Требование — Дословно процитируйте фрагмент исходного отрывка, начиная с места, где стоят слова «Стая ветров, пасущих», и заканчивая после слов «- крошечный гном.».

Чей-то последний миг под прицелом –

Аккорд в журчанье ручья.

Несложно понять, что всё это в целом –

Гармония бытия.

Такой вот хлипкий гомеостаз.

Автор приемлет данную модель мира.

Многомерность мириадов миров явилась в своё время как откровение поэту-духовидцу.

Стая ветров, пасущих облако,
Стая миров иного облика
.

Духовное становление Хомо Докшина происходит на наших глазах.

Со страниц книги сквозит его мистическая биография.

Потрясающая по силе пантеистического священнодействия ИНИЦИАЦИЯ описана во второй части поэмы "Где живёт джинн".

Мир - огромная сказка.

Я - крошечный гном.

Зябну тут микроэхом,
песню звёзд опошляя.

Мириады светил

(чьи мгновенья - века),

отразились во мне

(чьи ничтожны размеры).

Для чего осветил

луч луны мотылька?

Кто он этой луне?
Что луна эфемеру?
Бьётся мысль в тупике...

Вдруг, нездешне звеня,
в темнотище кромешной,
как в чёрной трясине,
на остывшем песке

у подножья меня -

тень особой, нездешней,

неистовой сини...

Не возникла. О нет!
Я, скорее, возник.

Я, созревший понять

и увидеть воочию

этот вечности свет,
бесконечности крик,
невозможность унять

жизнь и день

смертью-ночью.

Словно рой светлячков

в тень неона витрин,
вглубь меня скрылось чудо

безголосо, бесследно.

Извлечённые сведения —
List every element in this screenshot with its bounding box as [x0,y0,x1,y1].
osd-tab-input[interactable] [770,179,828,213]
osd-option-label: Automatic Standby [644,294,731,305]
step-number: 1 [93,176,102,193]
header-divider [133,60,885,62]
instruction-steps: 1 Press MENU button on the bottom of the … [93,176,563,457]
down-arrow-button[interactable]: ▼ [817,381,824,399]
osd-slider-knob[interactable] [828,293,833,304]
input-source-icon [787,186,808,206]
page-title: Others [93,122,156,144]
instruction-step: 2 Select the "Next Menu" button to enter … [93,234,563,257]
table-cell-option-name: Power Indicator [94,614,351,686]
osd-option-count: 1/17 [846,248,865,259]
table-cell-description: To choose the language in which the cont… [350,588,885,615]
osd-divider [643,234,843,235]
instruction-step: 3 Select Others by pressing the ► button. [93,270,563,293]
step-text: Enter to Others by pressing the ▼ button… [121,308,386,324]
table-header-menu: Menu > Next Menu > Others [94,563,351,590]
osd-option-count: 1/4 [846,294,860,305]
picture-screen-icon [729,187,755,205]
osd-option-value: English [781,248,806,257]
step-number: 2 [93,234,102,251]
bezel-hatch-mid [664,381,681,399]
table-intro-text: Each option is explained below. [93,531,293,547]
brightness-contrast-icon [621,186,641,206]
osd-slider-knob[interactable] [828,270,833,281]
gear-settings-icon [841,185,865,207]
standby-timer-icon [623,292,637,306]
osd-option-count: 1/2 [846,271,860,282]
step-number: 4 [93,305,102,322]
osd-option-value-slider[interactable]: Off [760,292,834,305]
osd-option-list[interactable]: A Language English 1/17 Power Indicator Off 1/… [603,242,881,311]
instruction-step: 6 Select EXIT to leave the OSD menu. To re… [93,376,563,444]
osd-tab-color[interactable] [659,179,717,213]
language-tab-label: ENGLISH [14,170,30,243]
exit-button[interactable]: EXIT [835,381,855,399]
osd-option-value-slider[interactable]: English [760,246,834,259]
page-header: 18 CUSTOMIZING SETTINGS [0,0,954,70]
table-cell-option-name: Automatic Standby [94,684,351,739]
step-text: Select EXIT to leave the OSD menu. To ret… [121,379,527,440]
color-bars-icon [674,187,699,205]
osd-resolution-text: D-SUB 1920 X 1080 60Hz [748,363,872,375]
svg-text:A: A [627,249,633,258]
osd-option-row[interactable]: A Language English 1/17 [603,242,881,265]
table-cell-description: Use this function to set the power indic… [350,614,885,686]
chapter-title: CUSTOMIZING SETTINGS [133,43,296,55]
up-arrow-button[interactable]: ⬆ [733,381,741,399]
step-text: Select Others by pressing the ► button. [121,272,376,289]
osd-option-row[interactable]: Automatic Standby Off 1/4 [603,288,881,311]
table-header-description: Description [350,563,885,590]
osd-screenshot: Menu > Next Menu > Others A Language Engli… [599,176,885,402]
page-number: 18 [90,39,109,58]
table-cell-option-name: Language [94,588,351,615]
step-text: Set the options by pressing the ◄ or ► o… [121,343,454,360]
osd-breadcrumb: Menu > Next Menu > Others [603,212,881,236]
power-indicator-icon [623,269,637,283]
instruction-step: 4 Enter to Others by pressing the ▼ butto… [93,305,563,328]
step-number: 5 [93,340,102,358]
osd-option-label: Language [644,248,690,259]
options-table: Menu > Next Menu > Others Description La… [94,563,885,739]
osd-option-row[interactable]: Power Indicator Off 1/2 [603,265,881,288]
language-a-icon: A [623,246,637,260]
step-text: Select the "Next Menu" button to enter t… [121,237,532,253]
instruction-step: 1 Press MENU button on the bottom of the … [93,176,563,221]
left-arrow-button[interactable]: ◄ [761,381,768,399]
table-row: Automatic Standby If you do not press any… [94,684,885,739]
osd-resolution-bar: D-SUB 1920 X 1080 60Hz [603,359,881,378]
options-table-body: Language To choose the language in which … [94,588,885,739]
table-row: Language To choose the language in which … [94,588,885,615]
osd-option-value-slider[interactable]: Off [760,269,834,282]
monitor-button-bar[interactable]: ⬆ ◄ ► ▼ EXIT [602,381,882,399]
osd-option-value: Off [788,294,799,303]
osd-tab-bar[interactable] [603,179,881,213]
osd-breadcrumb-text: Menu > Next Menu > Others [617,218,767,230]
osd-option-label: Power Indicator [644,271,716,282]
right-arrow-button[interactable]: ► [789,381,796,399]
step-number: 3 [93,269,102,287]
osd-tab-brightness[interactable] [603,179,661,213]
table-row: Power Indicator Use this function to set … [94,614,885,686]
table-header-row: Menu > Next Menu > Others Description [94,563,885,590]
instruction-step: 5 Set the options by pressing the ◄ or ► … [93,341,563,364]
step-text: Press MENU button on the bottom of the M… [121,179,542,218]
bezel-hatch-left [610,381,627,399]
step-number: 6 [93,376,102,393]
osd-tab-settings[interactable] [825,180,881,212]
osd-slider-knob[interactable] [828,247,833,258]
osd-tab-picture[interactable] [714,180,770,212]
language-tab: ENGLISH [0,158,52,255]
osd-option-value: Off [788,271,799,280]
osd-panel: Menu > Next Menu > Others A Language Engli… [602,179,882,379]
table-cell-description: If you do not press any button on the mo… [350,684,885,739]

Результат выполнения —
Стая ветров, пасущих облако,
Стая миров иного облика
.

Духовное становление Хомо Докшина происходит на наших глазах.

Со страниц книги сквозит его мистическая биография.

Потрясающая по силе пантеистического священнодействия ИНИЦИАЦИЯ описана во второй части поэмы "Где живёт джинн".

Мир - огромная сказка.

Я - крошечный гном.